**Records for processing**
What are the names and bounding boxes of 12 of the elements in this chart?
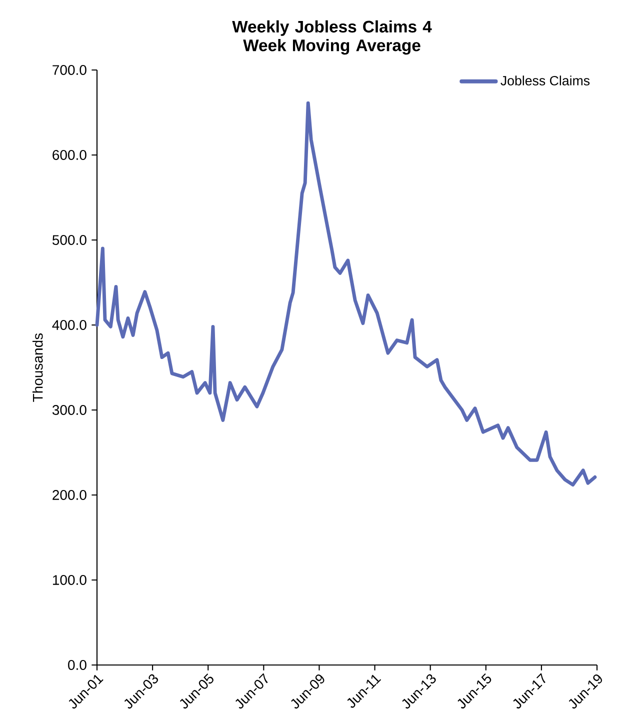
y-tick-label: 500.0: [52, 235, 86, 245]
y-axis-title: Thousands: [32, 333, 43, 402]
y-tick-label: 100.0: [52, 575, 86, 585]
chart-title: Weekly Jobless Claims 4 Week Moving Average: [232, 20, 432, 55]
legend-label: Jobless Claims: [500, 76, 590, 86]
y-tick-label: 600.0: [52, 150, 86, 160]
y-tick-label: 0.0: [68, 660, 86, 670]
line-series: [95, 101, 597, 487]
y-tick-label: 400.0: [52, 320, 86, 330]
y-tick-label: 200.0: [52, 490, 86, 500]
y-tick-label: 700.0: [52, 65, 86, 75]
y-tick-label: 300.0: [52, 405, 86, 415]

**What is being asked**
Could you copy out all of the rows above again, word for word, and leave out the picture?

**Completed task**
What are the names and bounding boxes of 12 of the elements in this chart?
y-tick-label: 500.0: [52, 235, 86, 245]
y-axis-title: Thousands: [32, 333, 43, 402]
y-tick-label: 100.0: [52, 575, 86, 585]
chart-title: Weekly Jobless Claims 4 Week Moving Average: [232, 20, 432, 55]
legend-label: Jobless Claims: [500, 76, 590, 86]
y-tick-label: 600.0: [52, 150, 86, 160]
y-tick-label: 0.0: [68, 660, 86, 670]
line-series: [95, 101, 597, 487]
y-tick-label: 400.0: [52, 320, 86, 330]
y-tick-label: 200.0: [52, 490, 86, 500]
y-tick-label: 700.0: [52, 65, 86, 75]
y-tick-label: 300.0: [52, 405, 86, 415]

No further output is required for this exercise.